CHALLENGE – Extract the full listing verbatim and drop any pictures from your copy.

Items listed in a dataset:
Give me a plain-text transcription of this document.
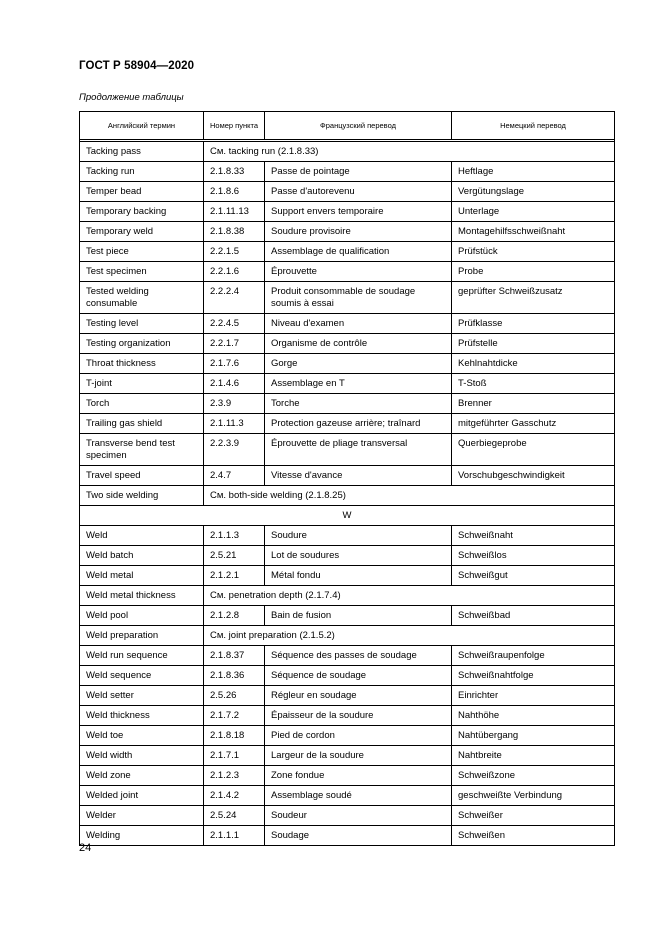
ГОСТ Р 58904—2020
Продолжение таблицы
Английский термин	Номер пункта	Французский перевод	Немецкий перевод

Tacking pass	См. tacking run (2.1.8.33)		
Tacking run	2.1.8.33	Passe de pointage	Heftlage
Temper bead	2.1.8.6	Passe d'autorevenu	Vergütungslage
Temporary backing	2.1.11.13	Support envers temporaire	Unterlage
Temporary weld	2.1.8.38	Soudure provisoire	Montagehilfsschweißnaht
Test piece	2.2.1.5	Assemblage de qualification	Prüfstück
Test specimen	2.2.1.6	Éprouvette	Probe
Tested welding consumable	2.2.2.4	Produit consommable de soudage soumis à essai	geprüfter Schweißzusatz
Testing level	2.2.4.5	Niveau d'examen	Prüfklasse
Testing organization	2.2.1.7	Organisme de contrôle	Prüfstelle
Throat thickness	2.1.7.6	Gorge	Kehlnahtdicke
T-joint	2.1.4.6	Assemblage en T	T-Stoß
Torch	2.3.9	Torche	Brenner
Trailing gas shield	2.1.11.3	Protection gazeuse arrière; traînard	mitgeführter Gasschutz
Transverse bend test specimen	2.2.3.9	Éprouvette de pliage transversal	Querbiegeprobe
Travel speed	2.4.7	Vitesse d'avance	Vorschubgeschwindigkeit
Two side welding	См. both-side welding (2.1.8.25)		
W			
Weld	2.1.1.3	Soudure	Schweißnaht
Weld batch	2.5.21	Lot de soudures	Schweißlos
Weld metal	2.1.2.1	Métal fondu	Schweißgut
Weld metal thickness	См. penetration depth (2.1.7.4)		
Weld pool	2.1.2.8	Bain de fusion	Schweißbad
Weld preparation	См. joint preparation (2.1.5.2)		
Weld run sequence	2.1.8.37	Séquence des passes de soudage	Schweißraupenfolge
Weld sequence	2.1.8.36	Séquence de soudage	Schweißnahtfolge
Weld setter	2.5.26	Régleur en soudage	Einrichter
Weld thickness	2.1.7.2	Épaisseur de la soudure	Nahthöhe
Weld toe	2.1.8.18	Pied de cordon	Nahtübergang
Weld width	2.1.7.1	Largeur de la soudure	Nahtbreite
Weld zone	2.1.2.3	Zone fondue	Schweißzone
Welded joint	2.1.4.2	Assemblage soudé	geschweißte Verbindung
Welder	2.5.24	Soudeur	Schweißer
Welding	2.1.1.1	Soudage	Schweißen
24
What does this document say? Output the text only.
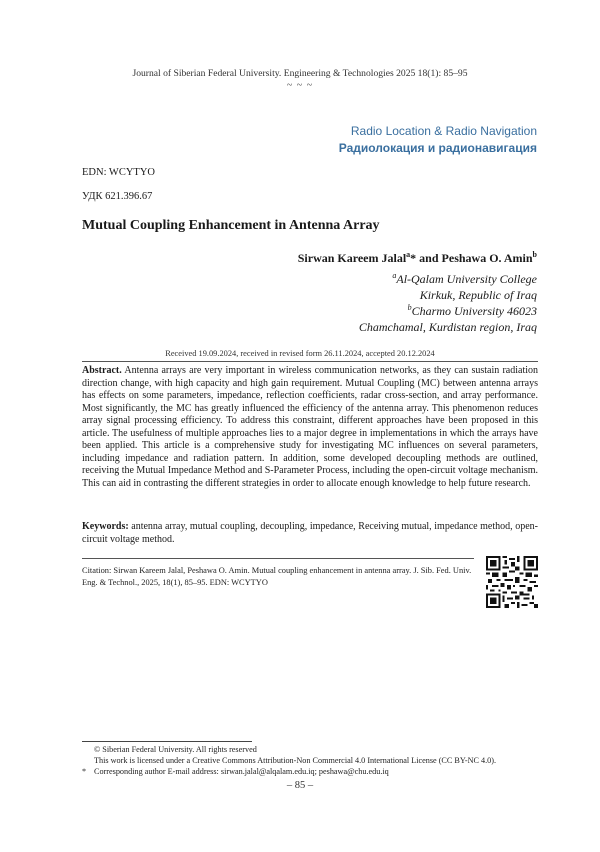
Journal of Siberian Federal University. Engineering & Technologies 2025 18(1): 85–95
~ ~ ~
Radio Location & Radio Navigation
Радиолокация и радионавигация
EDN: WCYTYO
УДК 621.396.67
Mutual Coupling Enhancement in Antenna Array
Sirwan Kareem Jalal$^a$* and Peshawa O. Amin$^b$
$^a$Al-Qalam University College
Kirkuk, Republic of Iraq
$^b$Charmo University 46023
Chamchamal, Kurdistan region, Iraq
Received 19.09.2024, received in revised form 26.11.2024, accepted 20.12.2024

Abstract. Antenna arrays are very important in wireless communication networks, as they can sustain radiation direction change, with high capacity and high gain requirement. Mutual Coupling (MC) between antenna arrays has effects on some parameters, impedance, reflection coefficients, radar cross-section, and array performance. Most significantly, the MC has greatly influenced the efficiency of the antenna array. This phenomenon reduces array signal processing efficiency. To address this constraint, different approaches have been proposed in this article. The usefulness of multiple approaches lies to a major degree in implementations in which the arrays have been applied. This article is a comprehensive study for investigating MC influences on several parameters, including impedance and radiation pattern. In addition, some developed decoupling methods are outlined, receiving the Mutual Impedance Method and S-Parameter Process, including the open-circuit voltage mechanism. This can aid in contrasting the different strategies in order to allocate enough knowledge to help future research.

Keywords: antenna array, mutual coupling, decoupling, impedance, Receiving mutual, impedance method, open-circuit voltage method.

Citation: Sirwan Kareem Jalal, Peshawa O. Amin. Mutual coupling enhancement in antenna array. J. Sib. Fed. Univ. Eng. & Technol., 2025, 18(1), 85–95. EDN: WCYTYO

© Siberian Federal University. All rights reserved
This work is licensed under a Creative Commons Attribution-Non Commercial 4.0 International License (CC BY-NC 4.0).
* Corresponding author E-mail address: sirwan.jalal@alqalam.edu.iq; peshawa@chu.edu.iq
– 85 –
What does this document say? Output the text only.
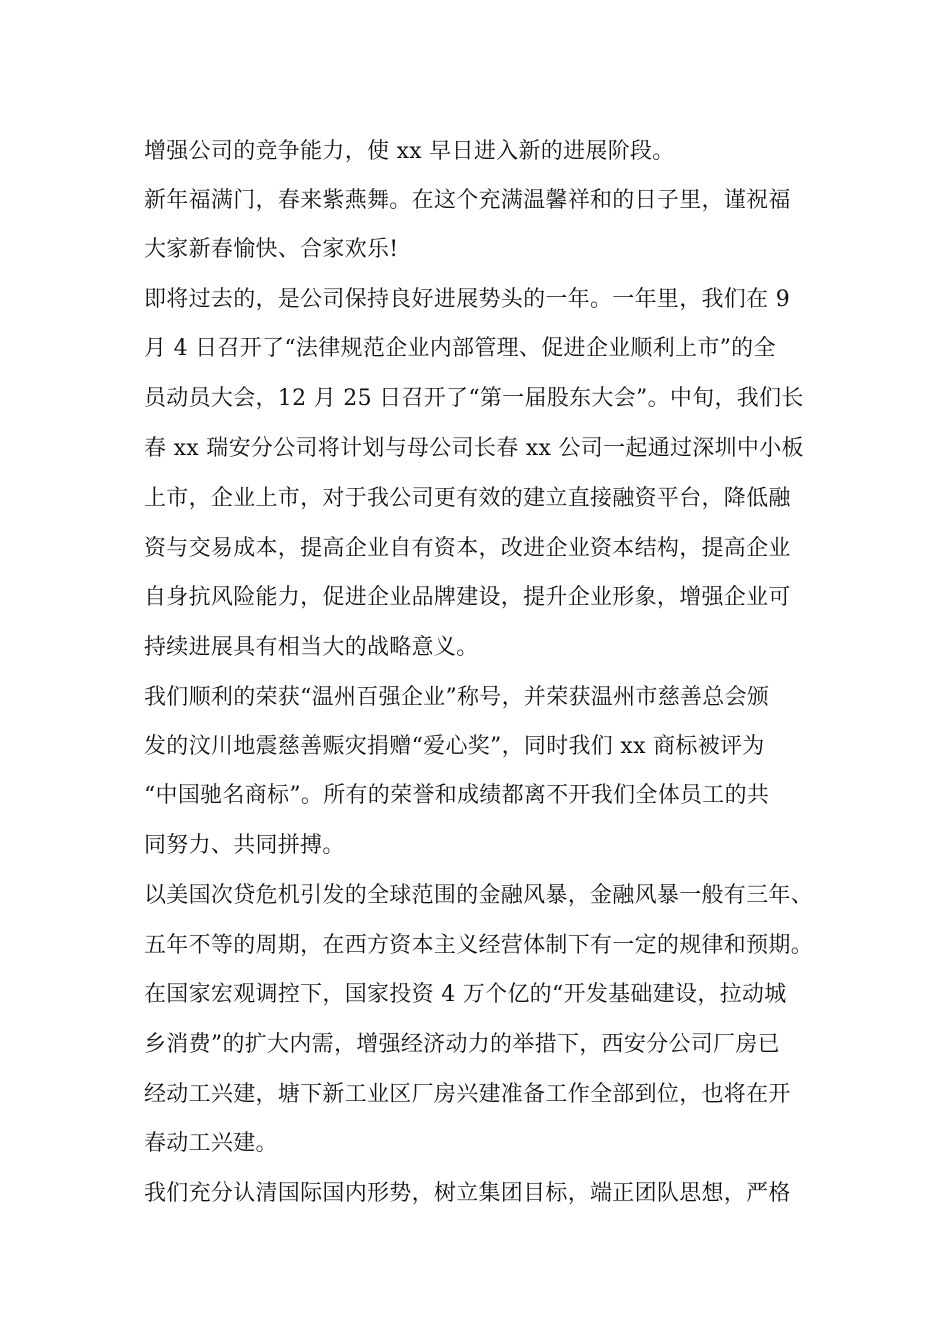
增强公司的竞争能力，使 xx 早日进入新的进展阶段。
新年福满门，春来紫燕舞。在这个充满温馨祥和的日子里，谨祝福
大家新春愉快、合家欢乐!
即将过去的，是公司保持良好进展势头的一年。一年里，我们在 9
月 4 日召开了“法律规范企业内部管理、促进企业顺利上市”的全
员动员大会，12 月 25 日召开了“第一届股东大会”。中旬，我们长
春 xx 瑞安分公司将计划与母公司长春 xx 公司一起通过深圳中小板
上市，企业上市，对于我公司更有效的建立直接融资平台，降低融
资与交易成本，提高企业自有资本，改进企业资本结构，提高企业
自身抗风险能力，促进企业品牌建设，提升企业形象，增强企业可
持续进展具有相当大的战略意义。
我们顺利的荣获“温州百强企业”称号，并荣获温州市慈善总会颁
发的汶川地震慈善赈灾捐赠“爱心奖”，同时我们 xx 商标被评为
“中国驰名商标”。所有的荣誉和成绩都离不开我们全体员工的共
同努力、共同拼搏。
以美国次贷危机引发的全球范围的金融风暴，金融风暴一般有三年、
五年不等的周期，在西方资本主义经营体制下有一定的规律和预期。
在国家宏观调控下，国家投资 4 万个亿的“开发基础建设，拉动城
乡消费”的扩大内需，增强经济动力的举措下，西安分公司厂房已
经动工兴建，塘下新工业区厂房兴建准备工作全部到位，也将在开
春动工兴建。
我们充分认清国际国内形势，树立集团目标，端正团队思想，严格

EXERCISE OUTPUT –
Give me a plain-text transcription of this document.
ГОСТ Р 58904—2020
Продолжение таблицы
Английский термин	Номер пункта	Французский перевод	Немецкий перевод

Tacking pass	См. tacking run (2.1.8.33)		
Tacking run	2.1.8.33	Passe de pointage	Heftlage
Temper bead	2.1.8.6	Passe d'autorevenu	Vergütungslage
Temporary backing	2.1.11.13	Support envers temporaire	Unterlage
Temporary weld	2.1.8.38	Soudure provisoire	Montagehilfsschweißnaht
Test piece	2.2.1.5	Assemblage de qualification	Prüfstück
Test specimen	2.2.1.6	Éprouvette	Probe
Tested welding consumable	2.2.2.4	Produit consommable de soudage soumis à essai	geprüfter Schweißzusatz
Testing level	2.2.4.5	Niveau d'examen	Prüfklasse
Testing organization	2.2.1.7	Organisme de contrôle	Prüfstelle
Throat thickness	2.1.7.6	Gorge	Kehlnahtdicke
T-joint	2.1.4.6	Assemblage en T	T-Stoß
Torch	2.3.9	Torche	Brenner
Trailing gas shield	2.1.11.3	Protection gazeuse arrière; traînard	mitgeführter Gasschutz
Transverse bend test specimen	2.2.3.9	Éprouvette de pliage transversal	Querbiegeprobe
Travel speed	2.4.7	Vitesse d'avance	Vorschubgeschwindigkeit
Two side welding	См. both-side welding (2.1.8.25)		
W			
Weld	2.1.1.3	Soudure	Schweißnaht
Weld batch	2.5.21	Lot de soudures	Schweißlos
Weld metal	2.1.2.1	Métal fondu	Schweißgut
Weld metal thickness	См. penetration depth (2.1.7.4)		
Weld pool	2.1.2.8	Bain de fusion	Schweißbad
Weld preparation	См. joint preparation (2.1.5.2)		
Weld run sequence	2.1.8.37	Séquence des passes de soudage	Schweißraupenfolge
Weld sequence	2.1.8.36	Séquence de soudage	Schweißnahtfolge
Weld setter	2.5.26	Régleur en soudage	Einrichter
Weld thickness	2.1.7.2	Épaisseur de la soudure	Nahthöhe
Weld toe	2.1.8.18	Pied de cordon	Nahtübergang
Weld width	2.1.7.1	Largeur de la soudure	Nahtbreite
Weld zone	2.1.2.3	Zone fondue	Schweißzone
Welded joint	2.1.4.2	Assemblage soudé	geschweißte Verbindung
Welder	2.5.24	Soudeur	Schweißer
Welding	2.1.1.1	Soudage	Schweißen
24
What does this document say? Output the text only.
Journal of Siberian Federal University. Engineering & Technologies 2025 18(1): 85–95
~ ~ ~
Radio Location & Radio Navigation
Радиолокация и радионавигация
EDN: WCYTYO
УДК 621.396.67
Mutual Coupling Enhancement in Antenna Array
Sirwan Kareem Jalal$^a$* and Peshawa O. Amin$^b$
$^a$Al-Qalam University College
Kirkuk, Republic of Iraq
$^b$Charmo University 46023
Chamchamal, Kurdistan region, Iraq
Received 19.09.2024, received in revised form 26.11.2024, accepted 20.12.2024

Abstract. Antenna arrays are very important in wireless communication networks, as they can sustain radiation direction change, with high capacity and high gain requirement. Mutual Coupling (MC) between antenna arrays has effects on some parameters, impedance, reflection coefficients, radar cross-section, and array performance. Most significantly, the MC has greatly influenced the efficiency of the antenna array. This phenomenon reduces array signal processing efficiency. To address this constraint, different approaches have been proposed in this article. The usefulness of multiple approaches lies to a major degree in implementations in which the arrays have been applied. This article is a comprehensive study for investigating MC influences on several parameters, including impedance and radiation pattern. In addition, some developed decoupling methods are outlined, receiving the Mutual Impedance Method and S-Parameter Process, including the open-circuit voltage mechanism. This can aid in contrasting the different strategies in order to allocate enough knowledge to help future research.

Keywords: antenna array, mutual coupling, decoupling, impedance, Receiving mutual, impedance method, open-circuit voltage method.

Citation: Sirwan Kareem Jalal, Peshawa O. Amin. Mutual coupling enhancement in antenna array. J. Sib. Fed. Univ. Eng. & Technol., 2025, 18(1), 85–95. EDN: WCYTYO

© Siberian Federal University. All rights reserved
This work is licensed under a Creative Commons Attribution-Non Commercial 4.0 International License (CC BY-NC 4.0).
* Corresponding author E-mail address: sirwan.jalal@alqalam.edu.iq; peshawa@chu.edu.iq
– 85 –
What does this document say? Output the text only.
增强公司的竞争能力，使 xx 早日进入新的进展阶段。
新年福满门，春来紫燕舞。在这个充满温馨祥和的日子里，谨祝福
大家新春愉快、合家欢乐!
即将过去的，是公司保持良好进展势头的一年。一年里，我们在 9
月 4 日召开了“法律规范企业内部管理、促进企业顺利上市”的全
员动员大会，12 月 25 日召开了“第一届股东大会”。中旬，我们长
春 xx 瑞安分公司将计划与母公司长春 xx 公司一起通过深圳中小板
上市，企业上市，对于我公司更有效的建立直接融资平台，降低融
资与交易成本，提高企业自有资本，改进企业资本结构，提高企业
自身抗风险能力，促进企业品牌建设，提升企业形象，增强企业可
持续进展具有相当大的战略意义。
我们顺利的荣获“温州百强企业”称号，并荣获温州市慈善总会颁
发的汶川地震慈善赈灾捐赠“爱心奖”，同时我们 xx 商标被评为
“中国驰名商标”。所有的荣誉和成绩都离不开我们全体员工的共
同努力、共同拼搏。
以美国次贷危机引发的全球范围的金融风暴，金融风暴一般有三年、
五年不等的周期，在西方资本主义经营体制下有一定的规律和预期。
在国家宏观调控下，国家投资 4 万个亿的“开发基础建设，拉动城
乡消费”的扩大内需，增强经济动力的举措下，西安分公司厂房已
经动工兴建，塘下新工业区厂房兴建准备工作全部到位，也将在开
春动工兴建。
我们充分认清国际国内形势，树立集团目标，端正团队思想，严格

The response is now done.